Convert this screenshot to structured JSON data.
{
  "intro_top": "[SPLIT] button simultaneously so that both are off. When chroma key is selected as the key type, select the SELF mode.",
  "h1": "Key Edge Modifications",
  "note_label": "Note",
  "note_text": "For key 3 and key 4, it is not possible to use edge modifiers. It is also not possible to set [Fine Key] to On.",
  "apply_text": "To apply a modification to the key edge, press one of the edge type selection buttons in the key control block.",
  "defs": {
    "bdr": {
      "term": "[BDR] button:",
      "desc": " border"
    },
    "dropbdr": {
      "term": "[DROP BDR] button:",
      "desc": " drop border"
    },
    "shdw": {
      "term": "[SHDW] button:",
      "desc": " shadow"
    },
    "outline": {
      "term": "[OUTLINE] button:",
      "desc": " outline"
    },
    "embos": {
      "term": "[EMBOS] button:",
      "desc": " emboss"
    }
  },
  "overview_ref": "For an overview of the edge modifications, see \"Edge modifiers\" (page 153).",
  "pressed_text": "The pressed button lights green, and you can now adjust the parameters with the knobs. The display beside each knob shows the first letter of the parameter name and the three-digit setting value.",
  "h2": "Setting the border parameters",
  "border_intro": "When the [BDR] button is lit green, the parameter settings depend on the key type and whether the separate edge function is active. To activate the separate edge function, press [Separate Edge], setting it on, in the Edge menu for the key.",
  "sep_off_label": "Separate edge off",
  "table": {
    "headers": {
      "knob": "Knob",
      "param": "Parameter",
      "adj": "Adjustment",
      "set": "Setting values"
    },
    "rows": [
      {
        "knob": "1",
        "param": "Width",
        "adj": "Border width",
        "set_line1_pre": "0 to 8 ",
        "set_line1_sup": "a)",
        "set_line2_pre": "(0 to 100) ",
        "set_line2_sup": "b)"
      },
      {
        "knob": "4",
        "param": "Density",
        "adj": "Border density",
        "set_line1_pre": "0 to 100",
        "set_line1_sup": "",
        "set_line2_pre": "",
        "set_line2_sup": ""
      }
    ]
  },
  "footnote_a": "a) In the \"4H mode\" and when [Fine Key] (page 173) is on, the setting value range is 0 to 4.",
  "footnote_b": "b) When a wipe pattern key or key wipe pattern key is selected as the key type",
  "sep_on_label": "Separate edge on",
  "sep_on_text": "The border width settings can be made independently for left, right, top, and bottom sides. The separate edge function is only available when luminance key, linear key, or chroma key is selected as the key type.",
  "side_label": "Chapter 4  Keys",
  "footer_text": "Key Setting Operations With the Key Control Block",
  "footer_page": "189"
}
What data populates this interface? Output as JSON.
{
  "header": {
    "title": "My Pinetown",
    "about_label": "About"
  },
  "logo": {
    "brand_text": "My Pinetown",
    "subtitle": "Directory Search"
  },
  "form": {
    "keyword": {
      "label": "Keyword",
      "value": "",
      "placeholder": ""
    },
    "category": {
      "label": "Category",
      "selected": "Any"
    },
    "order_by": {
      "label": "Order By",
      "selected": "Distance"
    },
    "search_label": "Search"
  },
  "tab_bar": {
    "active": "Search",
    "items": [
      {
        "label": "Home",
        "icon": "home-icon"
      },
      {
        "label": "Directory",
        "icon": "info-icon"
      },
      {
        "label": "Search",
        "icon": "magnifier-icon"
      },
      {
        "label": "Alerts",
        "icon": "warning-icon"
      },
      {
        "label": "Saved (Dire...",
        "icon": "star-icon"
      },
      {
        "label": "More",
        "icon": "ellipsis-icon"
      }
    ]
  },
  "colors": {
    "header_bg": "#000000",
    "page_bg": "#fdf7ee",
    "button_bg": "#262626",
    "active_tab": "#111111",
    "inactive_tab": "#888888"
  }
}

=== What needs to be done ===
Transcribe all lines as written.

=== Response to the task ===
Convert this screenshot to structured JSON data.
{
  "intro_top": "[SPLIT] button simultaneously so that both are off. When chroma key is selected as the key type, select the SELF mode.",
  "h1": "Key Edge Modifications",
  "note_label": "Note",
  "note_text": "For key 3 and key 4, it is not possible to use edge modifiers. It is also not possible to set [Fine Key] to On.",
  "apply_text": "To apply a modification to the key edge, press one of the edge type selection buttons in the key control block.",
  "defs": {
    "bdr": {
      "term": "[BDR] button:",
      "desc": " border"
    },
    "dropbdr": {
      "term": "[DROP BDR] button:",
      "desc": " drop border"
    },
    "shdw": {
      "term": "[SHDW] button:",
      "desc": " shadow"
    },
    "outline": {
      "term": "[OUTLINE] button:",
      "desc": " outline"
    },
    "embos": {
      "term": "[EMBOS] button:",
      "desc": " emboss"
    }
  },
  "overview_ref": "For an overview of the edge modifications, see \"Edge modifiers\" (page 153).",
  "pressed_text": "The pressed button lights green, and you can now adjust the parameters with the knobs. The display beside each knob shows the first letter of the parameter name and the three-digit setting value.",
  "h2": "Setting the border parameters",
  "border_intro": "When the [BDR] button is lit green, the parameter settings depend on the key type and whether the separate edge function is active. To activate the separate edge function, press [Separate Edge], setting it on, in the Edge menu for the key.",
  "sep_off_label": "Separate edge off",
  "table": {
    "headers": {
      "knob": "Knob",
      "param": "Parameter",
      "adj": "Adjustment",
      "set": "Setting values"
    },
    "rows": [
      {
        "knob": "1",
        "param": "Width",
        "adj": "Border width",
        "set_line1_pre": "0 to 8 ",
        "set_line1_sup": "a)",
        "set_line2_pre": "(0 to 100) ",
        "set_line2_sup": "b)"
      },
      {
        "knob": "4",
        "param": "Density",
        "adj": "Border density",
        "set_line1_pre": "0 to 100",
        "set_line1_sup": "",
        "set_line2_pre": "",
        "set_line2_sup": ""
      }
    ]
  },
  "footnote_a": "a) In the \"4H mode\" and when [Fine Key] (page 173) is on, the setting value range is 0 to 4.",
  "footnote_b": "b) When a wipe pattern key or key wipe pattern key is selected as the key type",
  "sep_on_label": "Separate edge on",
  "sep_on_text": "The border width settings can be made independently for left, right, top, and bottom sides. The separate edge function is only available when luminance key, linear key, or chroma key is selected as the key type.",
  "side_label": "Chapter 4  Keys",
  "footer_text": "Key Setting Operations With the Key Control Block",
  "footer_page": "189"
}
What data populates this interface? Output as JSON.
{
  "header": {
    "title": "My Pinetown",
    "about_label": "About"
  },
  "logo": {
    "brand_text": "My Pinetown",
    "subtitle": "Directory Search"
  },
  "form": {
    "keyword": {
      "label": "Keyword",
      "value": "",
      "placeholder": ""
    },
    "category": {
      "label": "Category",
      "selected": "Any"
    },
    "order_by": {
      "label": "Order By",
      "selected": "Distance"
    },
    "search_label": "Search"
  },
  "tab_bar": {
    "active": "Search",
    "items": [
      {
        "label": "Home",
        "icon": "home-icon"
      },
      {
        "label": "Directory",
        "icon": "info-icon"
      },
      {
        "label": "Search",
        "icon": "magnifier-icon"
      },
      {
        "label": "Alerts",
        "icon": "warning-icon"
      },
      {
        "label": "Saved (Dire...",
        "icon": "star-icon"
      },
      {
        "label": "More",
        "icon": "ellipsis-icon"
      }
    ]
  },
  "colors": {
    "header_bg": "#000000",
    "page_bg": "#fdf7ee",
    "button_bg": "#262626",
    "active_tab": "#111111",
    "inactive_tab": "#888888"
  }
}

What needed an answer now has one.